>> begin DATA EXTRACT

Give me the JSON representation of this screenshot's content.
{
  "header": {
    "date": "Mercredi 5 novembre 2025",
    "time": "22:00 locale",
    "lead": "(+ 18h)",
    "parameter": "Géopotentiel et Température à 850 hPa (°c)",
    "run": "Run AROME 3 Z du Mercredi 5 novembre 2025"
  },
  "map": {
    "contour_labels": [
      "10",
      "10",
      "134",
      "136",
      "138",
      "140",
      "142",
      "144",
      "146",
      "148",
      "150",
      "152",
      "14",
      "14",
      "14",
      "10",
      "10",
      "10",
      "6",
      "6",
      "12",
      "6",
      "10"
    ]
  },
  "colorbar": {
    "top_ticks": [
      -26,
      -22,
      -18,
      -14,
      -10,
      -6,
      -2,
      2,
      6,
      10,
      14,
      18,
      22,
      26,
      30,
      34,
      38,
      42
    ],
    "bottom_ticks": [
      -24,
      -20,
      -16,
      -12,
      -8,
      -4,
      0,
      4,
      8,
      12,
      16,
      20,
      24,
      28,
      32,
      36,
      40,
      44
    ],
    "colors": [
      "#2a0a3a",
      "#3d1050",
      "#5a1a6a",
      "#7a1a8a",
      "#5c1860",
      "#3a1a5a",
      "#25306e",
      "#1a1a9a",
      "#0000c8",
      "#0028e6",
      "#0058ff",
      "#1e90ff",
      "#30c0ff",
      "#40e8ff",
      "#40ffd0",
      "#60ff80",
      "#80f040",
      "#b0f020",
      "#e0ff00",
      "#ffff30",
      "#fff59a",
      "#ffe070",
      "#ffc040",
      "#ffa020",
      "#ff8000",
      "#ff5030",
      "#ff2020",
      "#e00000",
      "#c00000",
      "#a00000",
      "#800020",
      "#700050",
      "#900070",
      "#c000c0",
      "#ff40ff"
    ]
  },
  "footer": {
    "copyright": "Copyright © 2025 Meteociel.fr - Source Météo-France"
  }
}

>> end DATA EXTRACT
>> begin DATA EXTRACT

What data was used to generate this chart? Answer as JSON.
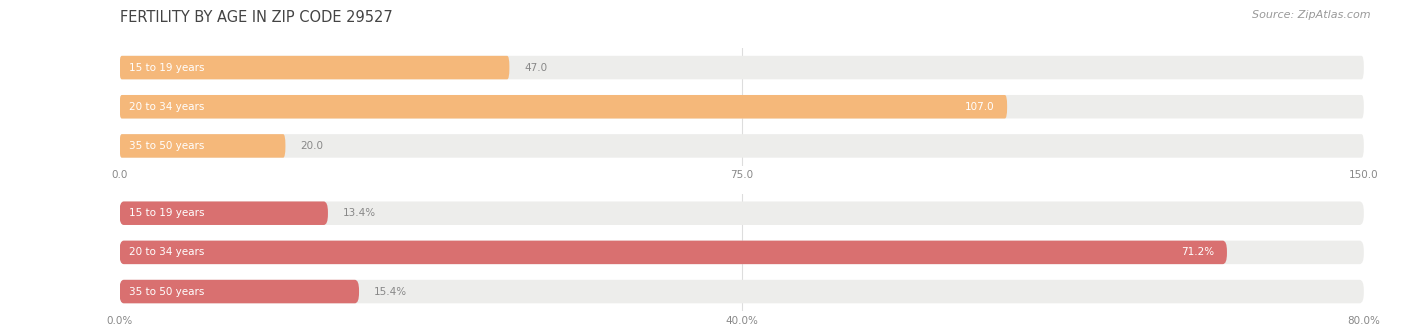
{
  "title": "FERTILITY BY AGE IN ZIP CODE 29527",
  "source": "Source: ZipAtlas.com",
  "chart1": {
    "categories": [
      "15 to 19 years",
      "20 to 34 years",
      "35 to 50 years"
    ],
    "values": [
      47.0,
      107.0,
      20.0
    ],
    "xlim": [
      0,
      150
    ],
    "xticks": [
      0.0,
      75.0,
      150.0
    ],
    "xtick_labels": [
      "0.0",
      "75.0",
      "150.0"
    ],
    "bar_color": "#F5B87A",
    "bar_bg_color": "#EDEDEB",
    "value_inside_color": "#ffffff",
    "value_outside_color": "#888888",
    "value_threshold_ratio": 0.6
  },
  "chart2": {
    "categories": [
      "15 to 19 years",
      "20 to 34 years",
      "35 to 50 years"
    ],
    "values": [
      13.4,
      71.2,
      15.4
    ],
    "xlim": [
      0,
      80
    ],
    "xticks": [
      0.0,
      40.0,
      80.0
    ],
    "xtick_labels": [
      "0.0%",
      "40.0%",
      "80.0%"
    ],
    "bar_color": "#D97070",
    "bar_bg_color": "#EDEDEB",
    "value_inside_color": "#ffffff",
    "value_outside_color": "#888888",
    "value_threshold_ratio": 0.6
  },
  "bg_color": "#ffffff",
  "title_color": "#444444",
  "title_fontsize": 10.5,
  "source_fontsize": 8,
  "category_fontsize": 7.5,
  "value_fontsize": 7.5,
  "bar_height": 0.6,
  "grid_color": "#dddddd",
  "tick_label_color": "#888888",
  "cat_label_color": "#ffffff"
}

>> end DATA EXTRACT

WORK REQUIRED → State how many lines of the listing include "Mercredi", and nothing more.

SOLUTION BELOW → 2